PROBLEM DETAILS. Reproduce the records below in full and word for word, excluding pictures.

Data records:
↓↓↓

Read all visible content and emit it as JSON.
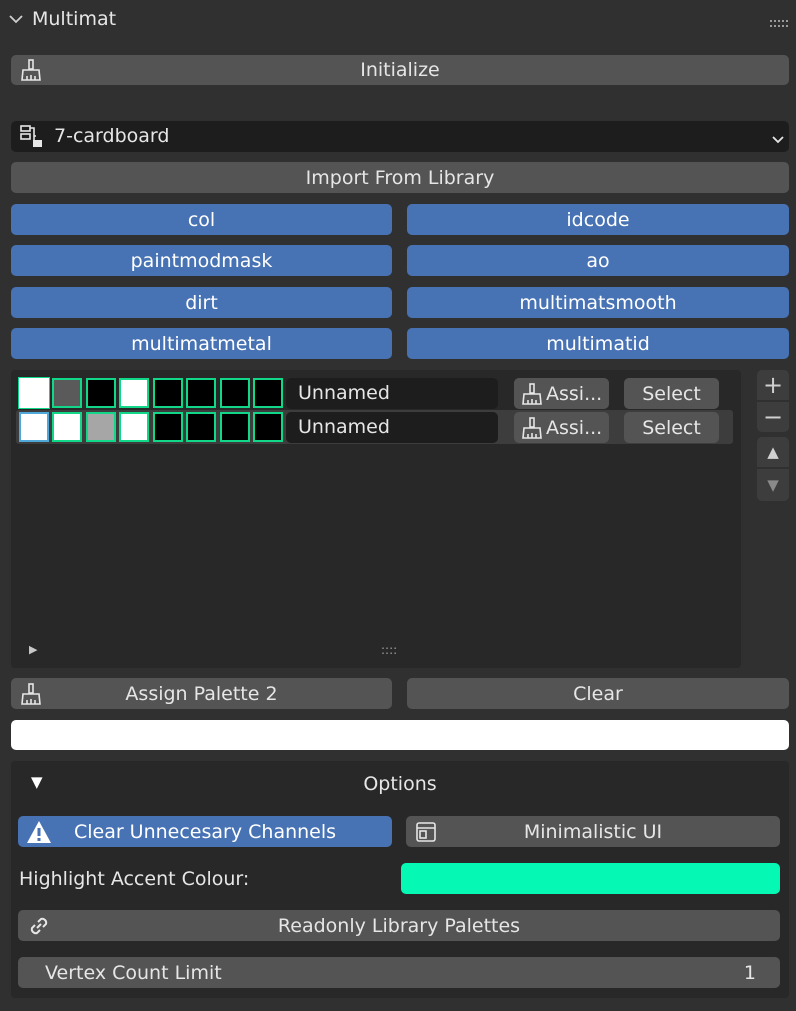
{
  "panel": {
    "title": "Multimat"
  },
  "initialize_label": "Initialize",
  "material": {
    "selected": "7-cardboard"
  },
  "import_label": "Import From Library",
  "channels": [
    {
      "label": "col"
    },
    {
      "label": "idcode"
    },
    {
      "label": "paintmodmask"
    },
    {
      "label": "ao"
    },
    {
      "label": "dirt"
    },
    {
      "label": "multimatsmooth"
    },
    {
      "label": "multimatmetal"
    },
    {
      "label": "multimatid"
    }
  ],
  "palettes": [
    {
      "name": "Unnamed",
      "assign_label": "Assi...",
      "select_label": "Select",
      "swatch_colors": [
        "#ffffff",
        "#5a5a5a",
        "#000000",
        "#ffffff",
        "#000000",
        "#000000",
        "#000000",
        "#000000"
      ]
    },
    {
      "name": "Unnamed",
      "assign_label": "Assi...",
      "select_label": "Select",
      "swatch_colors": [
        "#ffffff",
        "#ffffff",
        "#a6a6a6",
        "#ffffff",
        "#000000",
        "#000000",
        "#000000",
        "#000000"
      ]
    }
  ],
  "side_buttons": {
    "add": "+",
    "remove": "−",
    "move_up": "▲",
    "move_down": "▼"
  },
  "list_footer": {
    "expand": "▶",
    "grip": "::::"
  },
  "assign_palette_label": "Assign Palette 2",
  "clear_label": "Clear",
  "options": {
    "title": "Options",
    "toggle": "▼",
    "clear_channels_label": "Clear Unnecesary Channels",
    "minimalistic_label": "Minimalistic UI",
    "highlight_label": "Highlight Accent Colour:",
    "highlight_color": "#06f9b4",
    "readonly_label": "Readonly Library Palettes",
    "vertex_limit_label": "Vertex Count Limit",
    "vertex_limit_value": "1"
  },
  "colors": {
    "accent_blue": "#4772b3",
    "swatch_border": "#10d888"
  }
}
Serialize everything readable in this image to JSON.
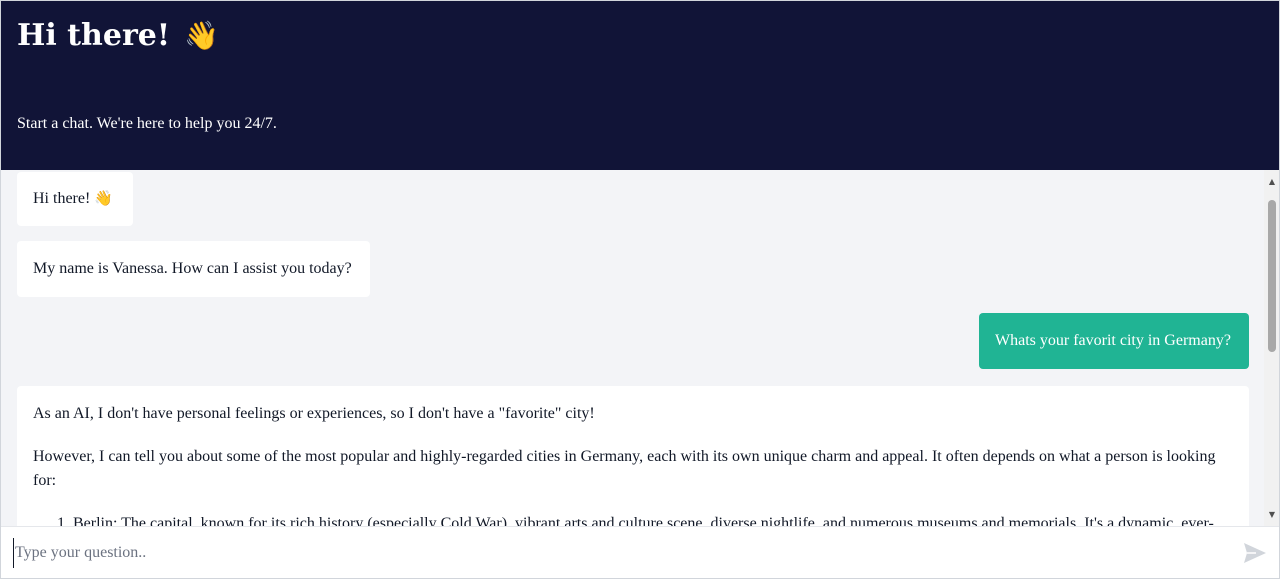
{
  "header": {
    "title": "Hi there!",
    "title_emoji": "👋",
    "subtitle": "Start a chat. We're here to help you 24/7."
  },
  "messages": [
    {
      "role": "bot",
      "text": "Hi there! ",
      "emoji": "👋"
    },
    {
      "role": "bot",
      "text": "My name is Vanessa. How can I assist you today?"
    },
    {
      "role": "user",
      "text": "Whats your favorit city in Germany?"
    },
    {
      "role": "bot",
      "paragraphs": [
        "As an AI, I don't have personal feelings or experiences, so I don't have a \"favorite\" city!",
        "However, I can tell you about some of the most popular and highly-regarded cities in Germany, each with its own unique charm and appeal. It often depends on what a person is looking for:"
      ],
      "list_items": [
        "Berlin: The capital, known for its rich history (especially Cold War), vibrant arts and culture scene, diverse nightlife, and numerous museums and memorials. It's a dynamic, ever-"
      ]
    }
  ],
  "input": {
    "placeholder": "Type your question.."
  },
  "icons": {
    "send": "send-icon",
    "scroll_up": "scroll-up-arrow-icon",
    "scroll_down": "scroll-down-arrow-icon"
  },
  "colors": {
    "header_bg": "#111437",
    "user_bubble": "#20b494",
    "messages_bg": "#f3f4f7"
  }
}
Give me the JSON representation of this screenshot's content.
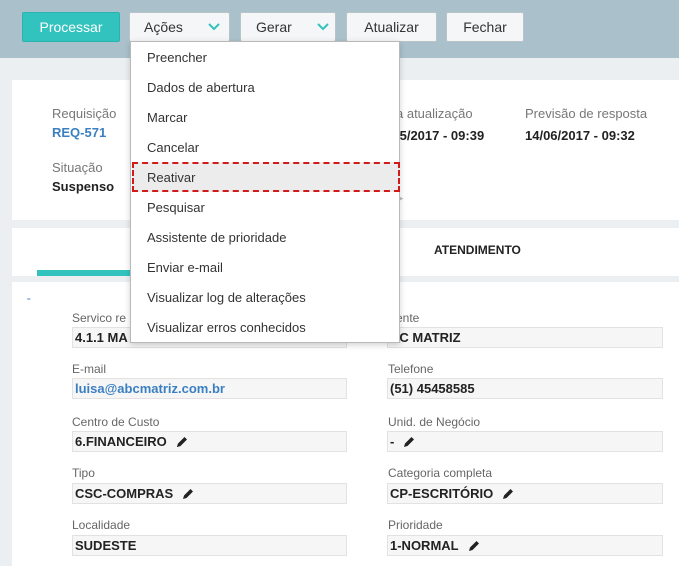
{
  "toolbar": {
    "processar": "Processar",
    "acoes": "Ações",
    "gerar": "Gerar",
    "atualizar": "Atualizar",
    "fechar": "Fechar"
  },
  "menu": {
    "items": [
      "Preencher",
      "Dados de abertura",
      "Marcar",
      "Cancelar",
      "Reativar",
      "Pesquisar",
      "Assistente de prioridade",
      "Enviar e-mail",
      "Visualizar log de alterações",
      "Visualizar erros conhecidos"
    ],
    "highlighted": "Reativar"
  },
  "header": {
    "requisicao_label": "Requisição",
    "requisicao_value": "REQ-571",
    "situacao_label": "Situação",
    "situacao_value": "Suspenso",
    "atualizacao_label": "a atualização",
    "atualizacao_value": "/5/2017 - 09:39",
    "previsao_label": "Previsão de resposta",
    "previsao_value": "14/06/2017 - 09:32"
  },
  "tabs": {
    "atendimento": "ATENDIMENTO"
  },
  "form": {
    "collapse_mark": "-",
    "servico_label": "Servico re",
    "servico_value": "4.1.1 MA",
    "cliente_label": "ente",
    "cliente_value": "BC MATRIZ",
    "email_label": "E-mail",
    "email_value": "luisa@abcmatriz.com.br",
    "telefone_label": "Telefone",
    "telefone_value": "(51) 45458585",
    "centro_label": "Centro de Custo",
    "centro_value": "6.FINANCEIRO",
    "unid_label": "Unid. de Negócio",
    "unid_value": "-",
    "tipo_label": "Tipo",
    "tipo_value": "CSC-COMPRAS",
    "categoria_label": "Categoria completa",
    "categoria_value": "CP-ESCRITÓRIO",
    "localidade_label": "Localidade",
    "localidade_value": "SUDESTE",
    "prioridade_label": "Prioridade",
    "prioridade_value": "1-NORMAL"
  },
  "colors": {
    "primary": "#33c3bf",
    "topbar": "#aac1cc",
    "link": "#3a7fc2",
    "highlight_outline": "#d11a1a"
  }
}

↑↑↑

THE SOLUTION.
Read all visible content and emit it as JSON.
{
  "panel": {
    "title": "Multimat"
  },
  "initialize_label": "Initialize",
  "material": {
    "selected": "7-cardboard"
  },
  "import_label": "Import From Library",
  "channels": [
    {
      "label": "col"
    },
    {
      "label": "idcode"
    },
    {
      "label": "paintmodmask"
    },
    {
      "label": "ao"
    },
    {
      "label": "dirt"
    },
    {
      "label": "multimatsmooth"
    },
    {
      "label": "multimatmetal"
    },
    {
      "label": "multimatid"
    }
  ],
  "palettes": [
    {
      "name": "Unnamed",
      "assign_label": "Assi...",
      "select_label": "Select",
      "swatch_colors": [
        "#ffffff",
        "#5a5a5a",
        "#000000",
        "#ffffff",
        "#000000",
        "#000000",
        "#000000",
        "#000000"
      ]
    },
    {
      "name": "Unnamed",
      "assign_label": "Assi...",
      "select_label": "Select",
      "swatch_colors": [
        "#ffffff",
        "#ffffff",
        "#a6a6a6",
        "#ffffff",
        "#000000",
        "#000000",
        "#000000",
        "#000000"
      ]
    }
  ],
  "side_buttons": {
    "add": "+",
    "remove": "−",
    "move_up": "▲",
    "move_down": "▼"
  },
  "list_footer": {
    "expand": "▶",
    "grip": "::::"
  },
  "assign_palette_label": "Assign Palette 2",
  "clear_label": "Clear",
  "options": {
    "title": "Options",
    "toggle": "▼",
    "clear_channels_label": "Clear Unnecesary Channels",
    "minimalistic_label": "Minimalistic UI",
    "highlight_label": "Highlight Accent Colour:",
    "highlight_color": "#06f9b4",
    "readonly_label": "Readonly Library Palettes",
    "vertex_limit_label": "Vertex Count Limit",
    "vertex_limit_value": "1"
  },
  "colors": {
    "accent_blue": "#4772b3",
    "swatch_border": "#10d888"
  }
}
Serialize everything readable in this image to JSON.
{
  "header": {
    "title": "Hi there!",
    "title_emoji": "👋",
    "subtitle": "Start a chat. We're here to help you 24/7."
  },
  "messages": [
    {
      "role": "bot",
      "text": "Hi there! ",
      "emoji": "👋"
    },
    {
      "role": "bot",
      "text": "My name is Vanessa. How can I assist you today?"
    },
    {
      "role": "user",
      "text": "Whats your favorit city in Germany?"
    },
    {
      "role": "bot",
      "paragraphs": [
        "As an AI, I don't have personal feelings or experiences, so I don't have a \"favorite\" city!",
        "However, I can tell you about some of the most popular and highly-regarded cities in Germany, each with its own unique charm and appeal. It often depends on what a person is looking for:"
      ],
      "list_items": [
        "Berlin: The capital, known for its rich history (especially Cold War), vibrant arts and culture scene, diverse nightlife, and numerous museums and memorials. It's a dynamic, ever-"
      ]
    }
  ],
  "input": {
    "placeholder": "Type your question.."
  },
  "icons": {
    "send": "send-icon",
    "scroll_up": "scroll-up-arrow-icon",
    "scroll_down": "scroll-down-arrow-icon"
  },
  "colors": {
    "header_bg": "#111437",
    "user_bubble": "#20b494",
    "messages_bg": "#f3f4f7"
  }
}
Give me the JSON representation of this screenshot's content.
{
  "toolbar": {
    "processar": "Processar",
    "acoes": "Ações",
    "gerar": "Gerar",
    "atualizar": "Atualizar",
    "fechar": "Fechar"
  },
  "menu": {
    "items": [
      "Preencher",
      "Dados de abertura",
      "Marcar",
      "Cancelar",
      "Reativar",
      "Pesquisar",
      "Assistente de prioridade",
      "Enviar e-mail",
      "Visualizar log de alterações",
      "Visualizar erros conhecidos"
    ],
    "highlighted": "Reativar"
  },
  "header": {
    "requisicao_label": "Requisição",
    "requisicao_value": "REQ-571",
    "situacao_label": "Situação",
    "situacao_value": "Suspenso",
    "atualizacao_label": "a atualização",
    "atualizacao_value": "/5/2017 - 09:39",
    "previsao_label": "Previsão de resposta",
    "previsao_value": "14/06/2017 - 09:32"
  },
  "tabs": {
    "atendimento": "ATENDIMENTO"
  },
  "form": {
    "collapse_mark": "-",
    "servico_label": "Servico re",
    "servico_value": "4.1.1 MA",
    "cliente_label": "ente",
    "cliente_value": "BC MATRIZ",
    "email_label": "E-mail",
    "email_value": "luisa@abcmatriz.com.br",
    "telefone_label": "Telefone",
    "telefone_value": "(51) 45458585",
    "centro_label": "Centro de Custo",
    "centro_value": "6.FINANCEIRO",
    "unid_label": "Unid. de Negócio",
    "unid_value": "-",
    "tipo_label": "Tipo",
    "tipo_value": "CSC-COMPRAS",
    "categoria_label": "Categoria completa",
    "categoria_value": "CP-ESCRITÓRIO",
    "localidade_label": "Localidade",
    "localidade_value": "SUDESTE",
    "prioridade_label": "Prioridade",
    "prioridade_value": "1-NORMAL"
  },
  "colors": {
    "primary": "#33c3bf",
    "topbar": "#aac1cc",
    "link": "#3a7fc2",
    "highlight_outline": "#d11a1a"
  }
}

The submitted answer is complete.